▸ What you have to do:
Reproduce each line exactly. Skip none.

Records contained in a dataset
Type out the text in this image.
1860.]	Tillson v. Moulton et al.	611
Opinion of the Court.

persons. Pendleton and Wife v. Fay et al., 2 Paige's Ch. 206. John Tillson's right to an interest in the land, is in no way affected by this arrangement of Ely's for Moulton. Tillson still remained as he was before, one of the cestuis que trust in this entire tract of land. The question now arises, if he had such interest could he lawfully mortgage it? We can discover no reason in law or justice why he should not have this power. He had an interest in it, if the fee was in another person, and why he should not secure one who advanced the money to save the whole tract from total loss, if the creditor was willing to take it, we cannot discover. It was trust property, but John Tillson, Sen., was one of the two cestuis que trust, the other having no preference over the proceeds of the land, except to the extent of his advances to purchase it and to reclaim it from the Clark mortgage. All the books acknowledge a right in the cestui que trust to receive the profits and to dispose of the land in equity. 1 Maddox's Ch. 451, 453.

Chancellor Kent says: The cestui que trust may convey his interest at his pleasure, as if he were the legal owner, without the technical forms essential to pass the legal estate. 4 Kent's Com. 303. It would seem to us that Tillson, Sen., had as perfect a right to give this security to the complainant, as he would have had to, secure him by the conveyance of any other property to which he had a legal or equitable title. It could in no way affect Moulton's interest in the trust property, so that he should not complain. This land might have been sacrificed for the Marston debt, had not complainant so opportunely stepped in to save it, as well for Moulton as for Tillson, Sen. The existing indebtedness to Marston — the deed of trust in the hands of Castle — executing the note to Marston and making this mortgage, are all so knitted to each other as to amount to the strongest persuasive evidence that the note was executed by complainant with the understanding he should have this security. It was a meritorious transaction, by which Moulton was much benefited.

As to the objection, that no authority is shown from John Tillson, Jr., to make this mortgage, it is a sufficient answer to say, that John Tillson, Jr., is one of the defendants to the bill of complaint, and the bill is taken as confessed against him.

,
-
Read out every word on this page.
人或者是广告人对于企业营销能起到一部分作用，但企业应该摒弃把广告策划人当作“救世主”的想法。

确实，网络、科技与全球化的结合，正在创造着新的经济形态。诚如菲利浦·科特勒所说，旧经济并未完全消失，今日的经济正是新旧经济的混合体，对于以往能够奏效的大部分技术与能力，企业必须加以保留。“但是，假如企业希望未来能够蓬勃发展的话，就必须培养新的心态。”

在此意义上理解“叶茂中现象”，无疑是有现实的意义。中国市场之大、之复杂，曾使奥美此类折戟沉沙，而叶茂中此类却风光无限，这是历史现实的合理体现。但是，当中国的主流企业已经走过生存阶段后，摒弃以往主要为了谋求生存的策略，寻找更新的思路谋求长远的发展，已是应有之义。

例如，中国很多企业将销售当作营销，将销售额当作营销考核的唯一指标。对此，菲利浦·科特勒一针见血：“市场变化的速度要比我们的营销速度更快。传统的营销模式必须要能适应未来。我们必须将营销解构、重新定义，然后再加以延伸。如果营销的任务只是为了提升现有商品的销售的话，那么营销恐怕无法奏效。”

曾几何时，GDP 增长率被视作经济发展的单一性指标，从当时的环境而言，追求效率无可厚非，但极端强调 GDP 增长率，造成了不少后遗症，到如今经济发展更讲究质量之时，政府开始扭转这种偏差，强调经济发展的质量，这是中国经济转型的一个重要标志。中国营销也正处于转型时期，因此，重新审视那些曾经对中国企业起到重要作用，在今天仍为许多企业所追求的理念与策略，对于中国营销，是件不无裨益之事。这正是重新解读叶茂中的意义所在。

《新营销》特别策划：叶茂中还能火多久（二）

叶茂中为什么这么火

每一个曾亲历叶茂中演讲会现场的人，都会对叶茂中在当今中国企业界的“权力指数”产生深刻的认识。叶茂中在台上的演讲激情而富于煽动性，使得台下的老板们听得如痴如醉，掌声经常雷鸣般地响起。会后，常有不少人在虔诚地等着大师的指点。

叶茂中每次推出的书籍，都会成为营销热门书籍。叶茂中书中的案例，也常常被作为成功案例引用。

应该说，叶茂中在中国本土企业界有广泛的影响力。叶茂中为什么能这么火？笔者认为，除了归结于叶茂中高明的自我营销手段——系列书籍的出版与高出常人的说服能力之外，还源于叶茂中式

▸ Solved problem:
Type out the text in this image.
1860.]	Tillson v. Moulton et al.	611
Opinion of the Court.

persons. Pendleton and Wife v. Fay et al., 2 Paige's Ch. 206. John Tillson's right to an interest in the land, is in no way affected by this arrangement of Ely's for Moulton. Tillson still remained as he was before, one of the cestuis que trust in this entire tract of land. The question now arises, if he had such interest could he lawfully mortgage it? We can discover no reason in law or justice why he should not have this power. He had an interest in it, if the fee was in another person, and why he should not secure one who advanced the money to save the whole tract from total loss, if the creditor was willing to take it, we cannot discover. It was trust property, but John Tillson, Sen., was one of the two cestuis que trust, the other having no preference over the proceeds of the land, except to the extent of his advances to purchase it and to reclaim it from the Clark mortgage. All the books acknowledge a right in the cestui que trust to receive the profits and to dispose of the land in equity. 1 Maddox's Ch. 451, 453.

Chancellor Kent says: The cestui que trust may convey his interest at his pleasure, as if he were the legal owner, without the technical forms essential to pass the legal estate. 4 Kent's Com. 303. It would seem to us that Tillson, Sen., had as perfect a right to give this security to the complainant, as he would have had to, secure him by the conveyance of any other property to which he had a legal or equitable title. It could in no way affect Moulton's interest in the trust property, so that he should not complain. This land might have been sacrificed for the Marston debt, had not complainant so opportunely stepped in to save it, as well for Moulton as for Tillson, Sen. The existing indebtedness to Marston — the deed of trust in the hands of Castle — executing the note to Marston and making this mortgage, are all so knitted to each other as to amount to the strongest persuasive evidence that the note was executed by complainant with the understanding he should have this security. It was a meritorious transaction, by which Moulton was much benefited.

As to the objection, that no authority is shown from John Tillson, Jr., to make this mortgage, it is a sufficient answer to say, that John Tillson, Jr., is one of the defendants to the bill of complaint, and the bill is taken as confessed against him.

,
-
Read out every word on this page.
人或者是广告人对于企业营销能起到一部分作用，但企业应该摒弃把广告策划人当作“救世主”的想法。

确实，网络、科技与全球化的结合，正在创造着新的经济形态。诚如菲利浦·科特勒所说，旧经济并未完全消失，今日的经济正是新旧经济的混合体，对于以往能够奏效的大部分技术与能力，企业必须加以保留。“但是，假如企业希望未来能够蓬勃发展的话，就必须培养新的心态。”

在此意义上理解“叶茂中现象”，无疑是有现实的意义。中国市场之大、之复杂，曾使奥美此类折戟沉沙，而叶茂中此类却风光无限，这是历史现实的合理体现。但是，当中国的主流企业已经走过生存阶段后，摒弃以往主要为了谋求生存的策略，寻找更新的思路谋求长远的发展，已是应有之义。

例如，中国很多企业将销售当作营销，将销售额当作营销考核的唯一指标。对此，菲利浦·科特勒一针见血：“市场变化的速度要比我们的营销速度更快。传统的营销模式必须要能适应未来。我们必须将营销解构、重新定义，然后再加以延伸。如果营销的任务只是为了提升现有商品的销售的话，那么营销恐怕无法奏效。”

曾几何时，GDP 增长率被视作经济发展的单一性指标，从当时的环境而言，追求效率无可厚非，但极端强调 GDP 增长率，造成了不少后遗症，到如今经济发展更讲究质量之时，政府开始扭转这种偏差，强调经济发展的质量，这是中国经济转型的一个重要标志。中国营销也正处于转型时期，因此，重新审视那些曾经对中国企业起到重要作用，在今天仍为许多企业所追求的理念与策略，对于中国营销，是件不无裨益之事。这正是重新解读叶茂中的意义所在。

《新营销》特别策划：叶茂中还能火多久（二）

叶茂中为什么这么火

每一个曾亲历叶茂中演讲会现场的人，都会对叶茂中在当今中国企业界的“权力指数”产生深刻的认识。叶茂中在台上的演讲激情而富于煽动性，使得台下的老板们听得如痴如醉，掌声经常雷鸣般地响起。会后，常有不少人在虔诚地等着大师的指点。

叶茂中每次推出的书籍，都会成为营销热门书籍。叶茂中书中的案例，也常常被作为成功案例引用。

应该说，叶茂中在中国本土企业界有广泛的影响力。叶茂中为什么能这么火？笔者认为，除了归结于叶茂中高明的自我营销手段——系列书籍的出版与高出常人的说服能力之外，还源于叶茂中式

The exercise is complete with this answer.